*WHAT TO PRODUCE*
Scan the data below and pick out the lines containing the word "relative".

___ DATASET EXCERPTS ___

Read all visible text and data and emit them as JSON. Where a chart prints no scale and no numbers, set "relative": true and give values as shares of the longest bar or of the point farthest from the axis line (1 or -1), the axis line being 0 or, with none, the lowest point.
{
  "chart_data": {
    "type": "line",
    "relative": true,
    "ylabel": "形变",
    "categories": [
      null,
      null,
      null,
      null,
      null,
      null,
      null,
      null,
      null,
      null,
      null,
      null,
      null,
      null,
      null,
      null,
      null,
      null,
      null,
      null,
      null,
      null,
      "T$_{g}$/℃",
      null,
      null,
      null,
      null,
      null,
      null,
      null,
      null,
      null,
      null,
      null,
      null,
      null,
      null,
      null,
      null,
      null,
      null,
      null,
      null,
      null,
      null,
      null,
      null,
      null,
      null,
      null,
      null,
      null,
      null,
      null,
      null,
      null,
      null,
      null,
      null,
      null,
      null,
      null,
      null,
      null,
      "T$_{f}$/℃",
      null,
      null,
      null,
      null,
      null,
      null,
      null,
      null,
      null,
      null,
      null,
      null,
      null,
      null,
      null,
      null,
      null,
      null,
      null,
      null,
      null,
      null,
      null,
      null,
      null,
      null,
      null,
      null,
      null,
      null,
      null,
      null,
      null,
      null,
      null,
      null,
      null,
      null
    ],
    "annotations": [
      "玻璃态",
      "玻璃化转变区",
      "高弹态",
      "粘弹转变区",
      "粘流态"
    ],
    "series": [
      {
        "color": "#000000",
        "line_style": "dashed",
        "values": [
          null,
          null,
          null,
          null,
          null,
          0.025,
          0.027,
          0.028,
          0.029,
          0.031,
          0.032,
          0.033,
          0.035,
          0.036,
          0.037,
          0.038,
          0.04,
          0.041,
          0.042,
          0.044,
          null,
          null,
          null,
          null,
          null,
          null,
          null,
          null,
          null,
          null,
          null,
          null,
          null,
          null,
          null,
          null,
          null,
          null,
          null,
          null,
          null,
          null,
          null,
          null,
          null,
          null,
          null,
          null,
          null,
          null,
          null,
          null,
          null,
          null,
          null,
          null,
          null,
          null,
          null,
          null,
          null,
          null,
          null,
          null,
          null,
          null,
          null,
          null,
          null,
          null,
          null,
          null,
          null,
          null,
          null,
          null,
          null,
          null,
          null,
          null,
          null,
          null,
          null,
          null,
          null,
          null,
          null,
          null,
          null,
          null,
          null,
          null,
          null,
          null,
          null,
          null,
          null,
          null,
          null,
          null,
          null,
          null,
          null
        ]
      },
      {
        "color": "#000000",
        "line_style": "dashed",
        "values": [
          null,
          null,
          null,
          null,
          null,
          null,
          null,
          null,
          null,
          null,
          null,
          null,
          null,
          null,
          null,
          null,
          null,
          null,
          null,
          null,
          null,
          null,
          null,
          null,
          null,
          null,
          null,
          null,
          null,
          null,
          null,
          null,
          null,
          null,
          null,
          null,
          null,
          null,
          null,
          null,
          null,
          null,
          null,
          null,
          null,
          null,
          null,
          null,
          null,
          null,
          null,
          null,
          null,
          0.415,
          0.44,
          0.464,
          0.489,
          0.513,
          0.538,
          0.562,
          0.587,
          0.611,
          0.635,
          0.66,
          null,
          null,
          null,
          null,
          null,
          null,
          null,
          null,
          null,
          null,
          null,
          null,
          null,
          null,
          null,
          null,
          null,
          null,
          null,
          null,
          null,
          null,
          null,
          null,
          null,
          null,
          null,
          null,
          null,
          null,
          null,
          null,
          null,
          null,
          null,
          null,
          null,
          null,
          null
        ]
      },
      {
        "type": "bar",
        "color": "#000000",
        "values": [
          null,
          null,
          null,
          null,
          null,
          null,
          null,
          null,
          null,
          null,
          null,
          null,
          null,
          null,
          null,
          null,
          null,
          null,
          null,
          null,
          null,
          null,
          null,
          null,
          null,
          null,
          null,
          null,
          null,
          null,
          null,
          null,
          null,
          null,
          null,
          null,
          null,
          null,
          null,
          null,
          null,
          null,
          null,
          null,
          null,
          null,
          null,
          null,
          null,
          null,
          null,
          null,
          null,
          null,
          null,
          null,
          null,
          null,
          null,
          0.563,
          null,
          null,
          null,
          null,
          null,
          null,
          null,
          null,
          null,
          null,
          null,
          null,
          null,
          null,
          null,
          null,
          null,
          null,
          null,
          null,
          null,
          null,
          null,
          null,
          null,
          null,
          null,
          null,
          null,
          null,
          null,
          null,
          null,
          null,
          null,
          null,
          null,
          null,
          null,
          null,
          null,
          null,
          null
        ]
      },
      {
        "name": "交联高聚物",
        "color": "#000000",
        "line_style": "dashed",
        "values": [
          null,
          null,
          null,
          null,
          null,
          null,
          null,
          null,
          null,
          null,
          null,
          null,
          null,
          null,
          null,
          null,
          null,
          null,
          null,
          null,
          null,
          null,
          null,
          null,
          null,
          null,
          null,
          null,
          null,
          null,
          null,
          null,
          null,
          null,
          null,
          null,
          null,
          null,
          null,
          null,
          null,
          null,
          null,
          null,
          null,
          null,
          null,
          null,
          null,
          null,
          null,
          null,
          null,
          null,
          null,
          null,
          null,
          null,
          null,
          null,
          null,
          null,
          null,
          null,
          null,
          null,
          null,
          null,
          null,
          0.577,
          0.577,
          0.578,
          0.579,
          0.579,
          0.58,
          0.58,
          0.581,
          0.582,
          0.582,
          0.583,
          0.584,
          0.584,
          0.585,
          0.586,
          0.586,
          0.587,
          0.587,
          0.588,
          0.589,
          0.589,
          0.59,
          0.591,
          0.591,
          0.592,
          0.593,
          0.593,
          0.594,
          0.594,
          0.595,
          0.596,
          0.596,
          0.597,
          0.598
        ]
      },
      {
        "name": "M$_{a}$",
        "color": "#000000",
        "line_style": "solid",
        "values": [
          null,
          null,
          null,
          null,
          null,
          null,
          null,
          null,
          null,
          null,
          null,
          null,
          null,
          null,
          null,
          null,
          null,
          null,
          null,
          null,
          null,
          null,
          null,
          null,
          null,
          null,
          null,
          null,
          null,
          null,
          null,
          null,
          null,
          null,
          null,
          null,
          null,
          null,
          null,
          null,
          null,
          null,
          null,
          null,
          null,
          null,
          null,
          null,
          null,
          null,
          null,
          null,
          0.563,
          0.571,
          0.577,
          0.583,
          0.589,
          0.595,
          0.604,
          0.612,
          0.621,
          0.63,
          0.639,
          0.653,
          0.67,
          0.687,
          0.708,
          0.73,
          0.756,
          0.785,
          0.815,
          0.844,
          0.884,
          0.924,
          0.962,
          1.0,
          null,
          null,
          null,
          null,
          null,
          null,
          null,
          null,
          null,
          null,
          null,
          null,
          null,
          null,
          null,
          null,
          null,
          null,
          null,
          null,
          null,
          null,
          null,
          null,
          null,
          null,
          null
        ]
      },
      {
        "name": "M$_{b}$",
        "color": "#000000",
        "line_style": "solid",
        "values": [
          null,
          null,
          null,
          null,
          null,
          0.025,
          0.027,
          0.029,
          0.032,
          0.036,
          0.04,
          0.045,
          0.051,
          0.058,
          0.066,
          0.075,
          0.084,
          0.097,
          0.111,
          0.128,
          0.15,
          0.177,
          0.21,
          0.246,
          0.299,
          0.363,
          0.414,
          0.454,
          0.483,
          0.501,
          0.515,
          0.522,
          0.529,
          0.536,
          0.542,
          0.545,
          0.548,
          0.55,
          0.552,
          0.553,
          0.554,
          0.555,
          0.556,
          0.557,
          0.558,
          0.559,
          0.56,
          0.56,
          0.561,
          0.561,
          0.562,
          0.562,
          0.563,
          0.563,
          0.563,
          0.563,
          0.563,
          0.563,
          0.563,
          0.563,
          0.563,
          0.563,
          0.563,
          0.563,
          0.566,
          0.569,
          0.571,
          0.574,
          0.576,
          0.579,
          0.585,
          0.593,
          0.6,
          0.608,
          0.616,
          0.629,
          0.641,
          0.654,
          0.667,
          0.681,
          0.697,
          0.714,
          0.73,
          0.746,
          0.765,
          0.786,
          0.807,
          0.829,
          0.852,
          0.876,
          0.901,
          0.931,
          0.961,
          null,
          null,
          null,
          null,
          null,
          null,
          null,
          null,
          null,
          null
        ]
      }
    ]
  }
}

___

*SOLUTION*
Read all visible text and data and emit them as JSON. Where a chart prints no scale and no numbers, set "relative": true and give values as shares of the longest bar or of the point farthest from the axis line (1 or -1), the axis line being 0 or, with none, the lowest point.
    "relative": true,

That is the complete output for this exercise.